BEGIN
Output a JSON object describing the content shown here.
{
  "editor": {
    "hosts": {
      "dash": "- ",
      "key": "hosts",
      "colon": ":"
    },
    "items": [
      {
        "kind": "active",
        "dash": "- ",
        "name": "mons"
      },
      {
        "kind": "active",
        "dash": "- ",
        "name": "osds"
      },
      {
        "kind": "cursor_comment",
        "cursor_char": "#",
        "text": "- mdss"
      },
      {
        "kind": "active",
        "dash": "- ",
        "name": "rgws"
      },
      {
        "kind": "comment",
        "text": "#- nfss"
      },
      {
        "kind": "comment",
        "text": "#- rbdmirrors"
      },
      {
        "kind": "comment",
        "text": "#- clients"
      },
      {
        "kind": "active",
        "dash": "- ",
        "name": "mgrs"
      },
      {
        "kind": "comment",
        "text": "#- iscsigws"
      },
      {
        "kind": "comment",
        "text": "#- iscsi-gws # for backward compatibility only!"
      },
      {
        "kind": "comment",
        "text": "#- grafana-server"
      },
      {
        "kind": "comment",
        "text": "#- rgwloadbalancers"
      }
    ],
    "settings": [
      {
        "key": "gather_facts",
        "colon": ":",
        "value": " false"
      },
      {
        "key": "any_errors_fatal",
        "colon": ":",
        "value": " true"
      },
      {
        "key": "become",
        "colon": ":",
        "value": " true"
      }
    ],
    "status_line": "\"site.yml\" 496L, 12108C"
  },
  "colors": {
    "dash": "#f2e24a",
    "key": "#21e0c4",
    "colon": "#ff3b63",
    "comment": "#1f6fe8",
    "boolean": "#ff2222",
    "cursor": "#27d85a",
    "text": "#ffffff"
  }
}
END
◆ TASK OBJECTIVE ◆
Exactly as written above, please repeat the entries.

◆ CORRECT OUTPUT ◆
Output a JSON object describing the content shown here.
{
  "editor": {
    "hosts": {
      "dash": "- ",
      "key": "hosts",
      "colon": ":"
    },
    "items": [
      {
        "kind": "active",
        "dash": "- ",
        "name": "mons"
      },
      {
        "kind": "active",
        "dash": "- ",
        "name": "osds"
      },
      {
        "kind": "cursor_comment",
        "cursor_char": "#",
        "text": "- mdss"
      },
      {
        "kind": "active",
        "dash": "- ",
        "name": "rgws"
      },
      {
        "kind": "comment",
        "text": "#- nfss"
      },
      {
        "kind": "comment",
        "text": "#- rbdmirrors"
      },
      {
        "kind": "comment",
        "text": "#- clients"
      },
      {
        "kind": "active",
        "dash": "- ",
        "name": "mgrs"
      },
      {
        "kind": "comment",
        "text": "#- iscsigws"
      },
      {
        "kind": "comment",
        "text": "#- iscsi-gws # for backward compatibility only!"
      },
      {
        "kind": "comment",
        "text": "#- grafana-server"
      },
      {
        "kind": "comment",
        "text": "#- rgwloadbalancers"
      }
    ],
    "settings": [
      {
        "key": "gather_facts",
        "colon": ":",
        "value": " false"
      },
      {
        "key": "any_errors_fatal",
        "colon": ":",
        "value": " true"
      },
      {
        "key": "become",
        "colon": ":",
        "value": " true"
      }
    ],
    "status_line": "\"site.yml\" 496L, 12108C"
  },
  "colors": {
    "dash": "#f2e24a",
    "key": "#21e0c4",
    "colon": "#ff3b63",
    "comment": "#1f6fe8",
    "boolean": "#ff2222",
    "cursor": "#27d85a",
    "text": "#ffffff"
  }
}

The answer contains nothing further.